Exercise details — Present each line of the entries below that holds the word "proof".

>> Begin

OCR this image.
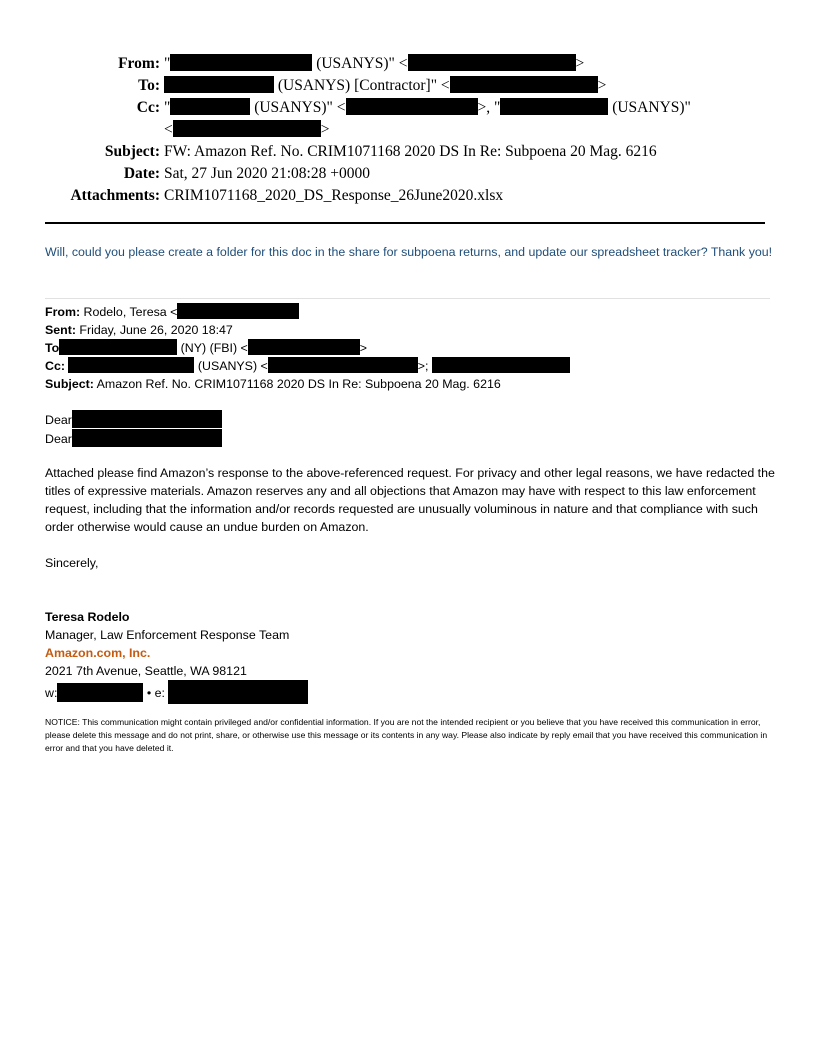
From: "	(USANYS)" <	>
To:	(USANYS) [Contractor]" <	>
Cc: "	(USANYS)" <	>, "	(USANYS)"
<	>
Subject: FW: Amazon Ref. No. CRIM1071168 2020 DS In Re: Subpoena 20 Mag. 6216
Date: Sat, 27 Jun 2020 21:08:28 +0000
Attachments: CRIM1071168_2020_DS_Response_26June2020.xlsx
Will, could you please create a folder for this doc in the share for subpoena returns, and update our spreadsheet tracker? Thank you!
From: Rodelo, Teresa <
Sent: Friday, June 26, 2020 18:47
To	(NY) (FBI) <	>
Cc:	(USANYS) <	>;
Subject: Amazon Ref. No. CRIM1071168 2020 DS In Re: Subpoena 20 Mag. 6216
Dear
Dear
Attached please find Amazon’s response to the above-referenced request. For privacy and other legal reasons, we have redacted the titles of expressive materials. Amazon reserves any and all objections that Amazon may have with respect to this law enforcement request, including that the information and/or records requested are unusually voluminous in nature and that compliance with such order otherwise would cause an undue burden on Amazon.
Sincerely,
Teresa Rodelo
Manager, Law Enforcement Response Team
Amazon.com, Inc.
2021 7th Avenue, Seattle, WA 98121
w:	• e:
NOTICE: This communication might contain privileged and/or confidential information. If you are not the intended recipient or you believe that you have received this communication in error, please delete this message and do not print, share, or otherwise use this message or its contents in any way. Please also indicate by reply email that you have received this communication in error and that you have deleted it.
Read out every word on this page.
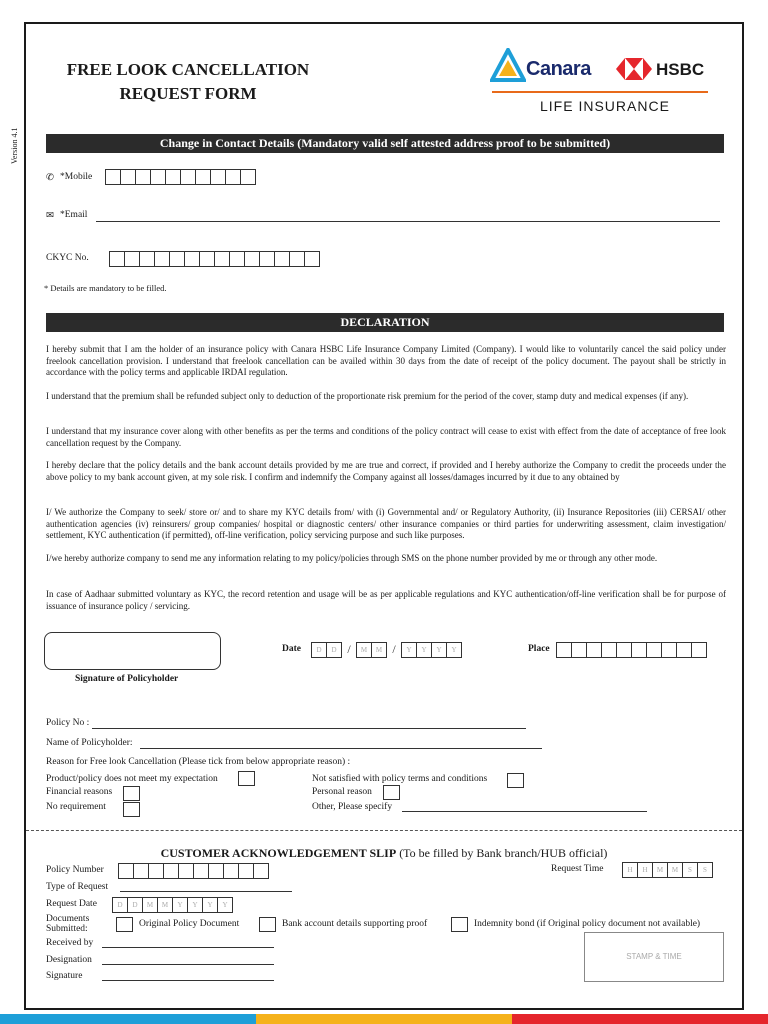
FREE LOOK CANCELLATION
REQUEST FORM
Canara	HSBC
LIFE INSURANCE
Version 4.1	Change in Contact Details (Mandatory valid self attested address proof to be submitted)
✆ *Mobile
✉ *Email
CKYC No.
* Details are mandatory to be filled.
DECLARATION
I hereby submit that I am the holder of an insurance policy with Canara HSBC Life Insurance Company Limited (Company). I would like to voluntarily cancel the said policy under freelook cancellation provision. I understand that freelook cancellation can be availed within 30 days from the date of receipt of the policy document. The payout shall be strictly in accordance with the policy terms and applicable IRDAI regulation.
I understand that the premium shall be refunded subject only to deduction of the proportionate risk premium for the period of the cover, stamp duty and medical expenses (if any).
I understand that my insurance cover along with other benefits as per the terms and conditions of the policy contract will cease to exist with effect from the date of acceptance of free look cancellation request by the Company.
I hereby declare that the policy details and the bank account details provided by me are true and correct, if provided and I hereby authorize the Company to credit the proceeds under the above policy to my bank account given, at my sole risk. I confirm and indemnify the Company against all losses/damages incurred by it due to any obtained by
I/ We authorize the Company to seek/ store or/ and to share my KYC details from/ with (i) Governmental and/ or Regulatory Authority, (ii) Insurance Repositories (iii) CERSAI/ other authentication agencies (iv) reinsurers/ group companies/ hospital or diagnostic centers/ other insurance companies or third parties for underwriting assessment, claim investigation/ settlement, KYC authentication (if permitted), off-line verification, policy servicing purpose and such like purposes.
I/we hereby authorize company to send me any information relating to my policy/policies through SMS on the phone number provided by me or through any other mode.
In case of Aadhaar submitted voluntary as KYC, the record retention and usage will be as per applicable regulations and KYC authentication/off-line verification shall be for purpose of issuance of insurance policy / servicing.
Signature of Policyholder
Date	D	D /	M	M /	Y	Y	Y	Y	Place
Policy No :
Name of Policyholder:
Reason for Free look Cancellation (Please tick from below appropriate reason) :
Product/policy does not meet my expectation
Financial reasons
No requirement
Not satisfied with policy terms and conditions
Personal reason
Other, Please specify
CUSTOMER ACKNOWLEDGEMENT SLIP (To be filled by Bank branch/HUB official)
Policy Number	Request Time	H	H	M	M	S	S
Type of Request
Request Date	D	D	M	M	Y	Y	Y	Y
Documents
Submitted:	Original Policy Document	Bank account details supporting proof	Indemnity bond (if Original policy document not available)
Received by
Designation
Signature
STAMP & TIME
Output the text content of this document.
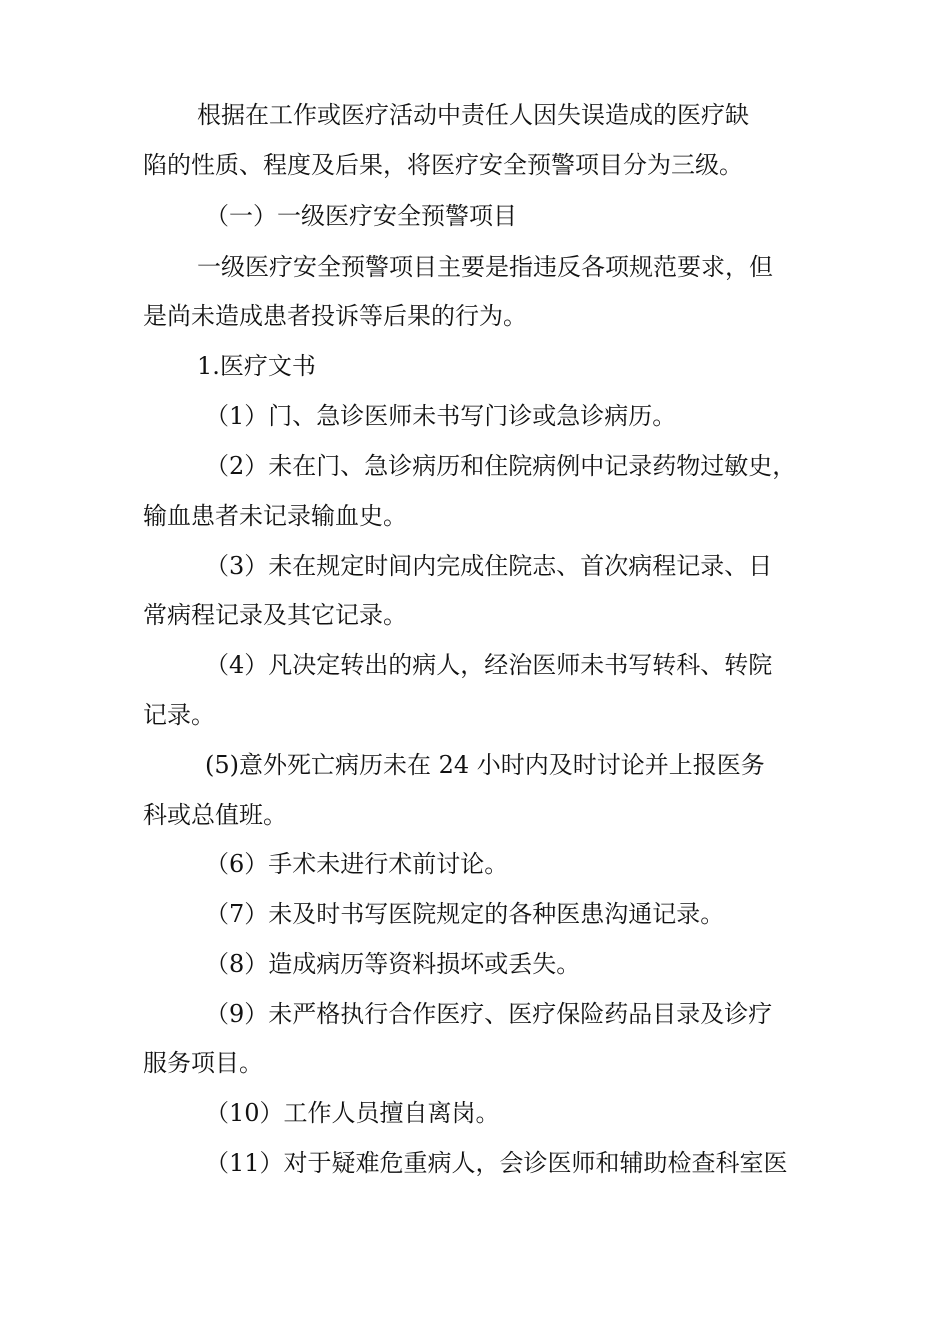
根据在工作或医疗活动中责任人因失误造成的医疗缺
陷的性质、程度及后果，将医疗安全预警项目分为三级。
（一）一级医疗安全预警项目
一级医疗安全预警项目主要是指违反各项规范要求，但
是尚未造成患者投诉等后果的行为。
1.医疗文书
（1）门、急诊医师未书写门诊或急诊病历。
（2）未在门、急诊病历和住院病例中记录药物过敏史，
输血患者未记录输血史。
（3）未在规定时间内完成住院志、首次病程记录、日
常病程记录及其它记录。
（4）凡决定转出的病人，经治医师未书写转科、转院
记录。
(5)意外死亡病历未在 24 小时内及时讨论并上报医务
科或总值班。
（6）手术未进行术前讨论。
（7）未及时书写医院规定的各种医患沟通记录。
（8）造成病历等资料损坏或丢失。
（9）未严格执行合作医疗、医疗保险药品目录及诊疗
服务项目。
（10）工作人员擅自离岗。
（11）对于疑难危重病人，会诊医师和辅助检查科室医
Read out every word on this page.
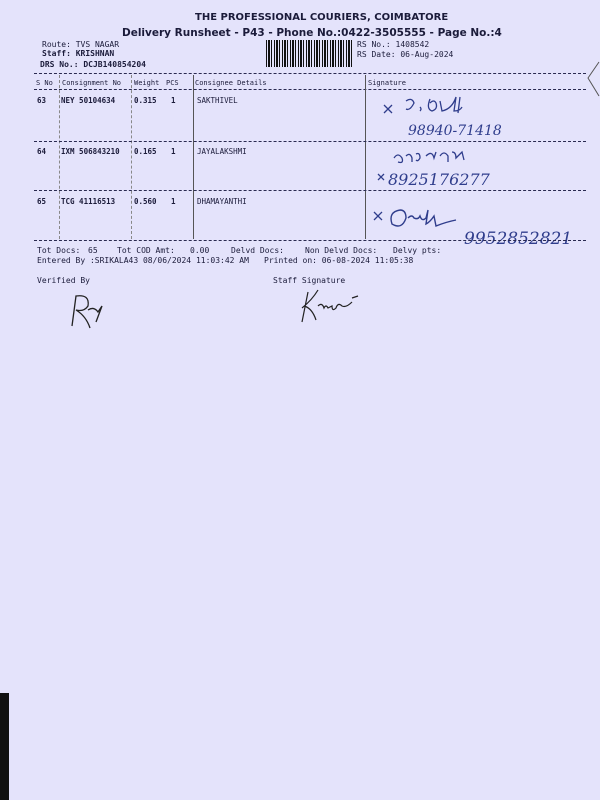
THE PROFESSIONAL COURIERS, COIMBATORE
Delivery Runsheet - P43 - Phone No.:0422-3505555 - Page No.:4
Route: TVS NAGAR
Staff: KRISHNAN
DRS No.: DCJB140854204
RS No.: 1408542
RS Date: 06-Aug-2024
S No Consignment No Weight PCS Consignee Details	Signature
63 NEY 50104634	0.315 1	SAKTHIVEL
98940-71418
64 IXM 506843210 0.165 1	JAYALAKSHMI
8925176277
65 TCG 41116513	0.560 1	DHAMAYANTHI
9952852821
Tot Docs: 65 Tot COD Amt: 0.00	Delvd Docs:	Non Delvd Docs: Delvy pts:
Entered By :SRIKALA43 08/06/2024 11:03:42 AM Printed on: 06-08-2024 11:05:38
Verified By	Staff Signature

>> End

Result of this task —
Version 4.1	Change in Contact Details (Mandatory valid self attested address proof to be submitted)
Submitted:	Original Policy Document	Bank account details supporting proof	Indemnity bond (if Original policy document not available)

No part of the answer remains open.